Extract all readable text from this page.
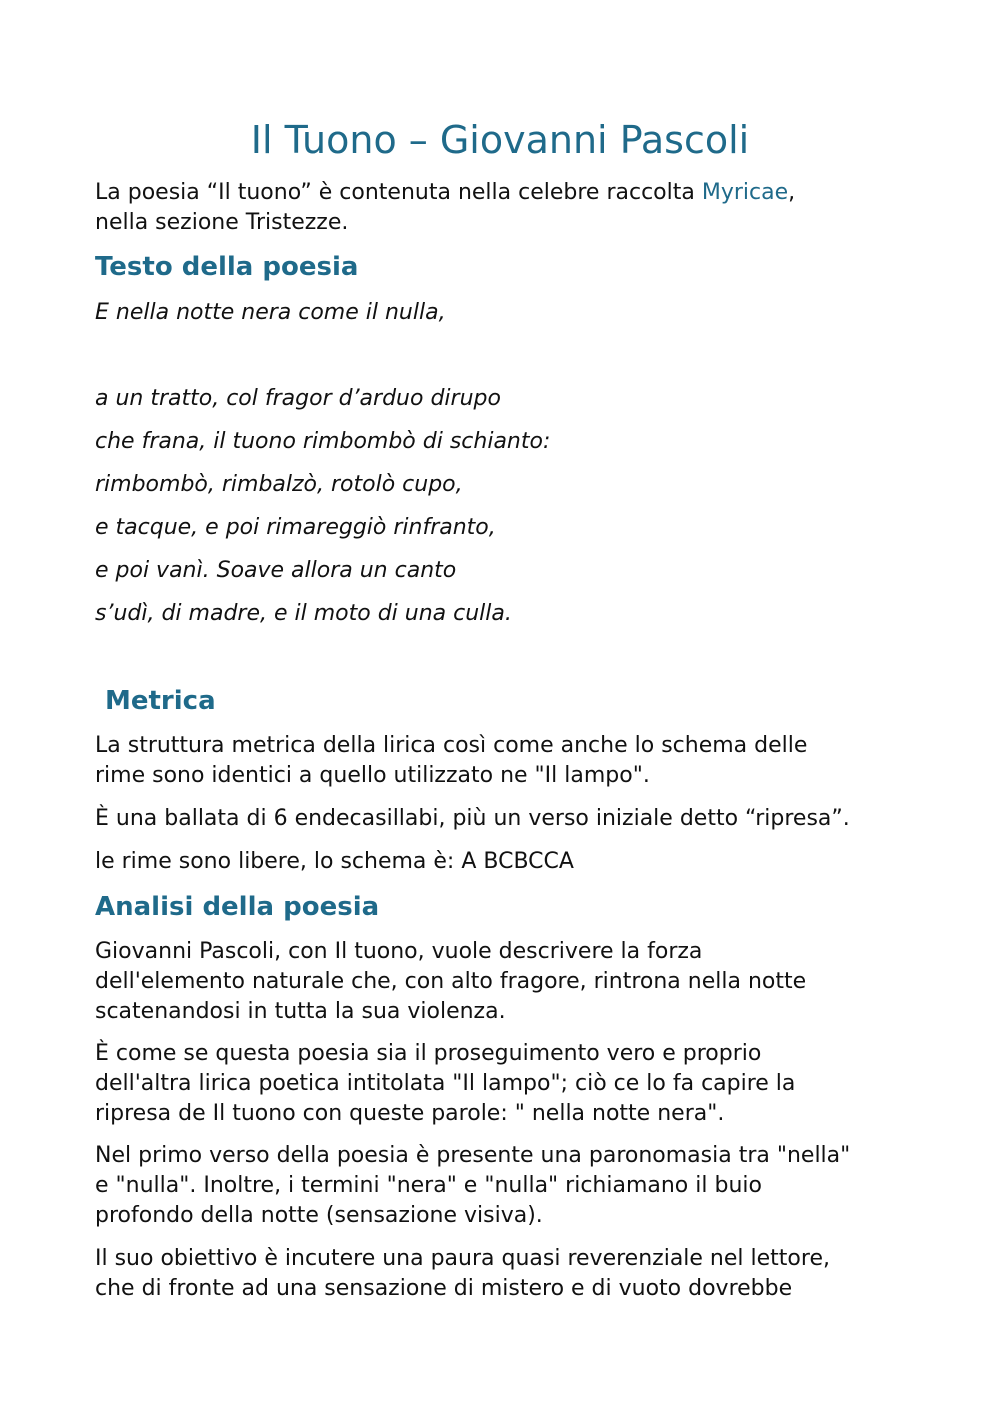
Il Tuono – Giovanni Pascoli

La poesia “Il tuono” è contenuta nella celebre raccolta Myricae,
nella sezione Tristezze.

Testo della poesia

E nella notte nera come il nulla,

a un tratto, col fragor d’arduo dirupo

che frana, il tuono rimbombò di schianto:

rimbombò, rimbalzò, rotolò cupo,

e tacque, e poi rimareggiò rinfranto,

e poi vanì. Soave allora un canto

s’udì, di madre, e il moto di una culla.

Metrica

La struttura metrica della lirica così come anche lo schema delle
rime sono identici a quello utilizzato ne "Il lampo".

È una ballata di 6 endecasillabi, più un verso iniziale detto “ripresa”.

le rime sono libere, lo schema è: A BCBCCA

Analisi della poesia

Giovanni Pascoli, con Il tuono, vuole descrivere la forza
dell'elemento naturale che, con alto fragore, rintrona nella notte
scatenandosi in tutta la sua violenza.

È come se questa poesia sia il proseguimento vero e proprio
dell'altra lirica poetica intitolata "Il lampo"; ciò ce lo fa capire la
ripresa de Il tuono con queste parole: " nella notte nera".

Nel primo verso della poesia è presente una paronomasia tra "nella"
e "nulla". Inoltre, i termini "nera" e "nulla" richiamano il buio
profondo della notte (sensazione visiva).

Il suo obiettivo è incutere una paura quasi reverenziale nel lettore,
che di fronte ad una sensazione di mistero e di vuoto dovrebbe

TASK REQUIREMENTS> Omit the pictures. Transcribe every record exactly.

REPLY>
Extract all readable text from this page.
Il Tuono – Giovanni Pascoli

La poesia “Il tuono” è contenuta nella celebre raccolta Myricae,
nella sezione Tristezze.

Testo della poesia

E nella notte nera come il nulla,

a un tratto, col fragor d’arduo dirupo

che frana, il tuono rimbombò di schianto:

rimbombò, rimbalzò, rotolò cupo,

e tacque, e poi rimareggiò rinfranto,

e poi vanì. Soave allora un canto

s’udì, di madre, e il moto di una culla.

Metrica

La struttura metrica della lirica così come anche lo schema delle
rime sono identici a quello utilizzato ne "Il lampo".

È una ballata di 6 endecasillabi, più un verso iniziale detto “ripresa”.

le rime sono libere, lo schema è: A BCBCCA

Analisi della poesia

Giovanni Pascoli, con Il tuono, vuole descrivere la forza
dell'elemento naturale che, con alto fragore, rintrona nella notte
scatenandosi in tutta la sua violenza.

È come se questa poesia sia il proseguimento vero e proprio
dell'altra lirica poetica intitolata "Il lampo"; ciò ce lo fa capire la
ripresa de Il tuono con queste parole: " nella notte nera".

Nel primo verso della poesia è presente una paronomasia tra "nella"
e "nulla". Inoltre, i termini "nera" e "nulla" richiamano il buio
profondo della notte (sensazione visiva).

Il suo obiettivo è incutere una paura quasi reverenziale nel lettore,
che di fronte ad una sensazione di mistero e di vuoto dovrebbe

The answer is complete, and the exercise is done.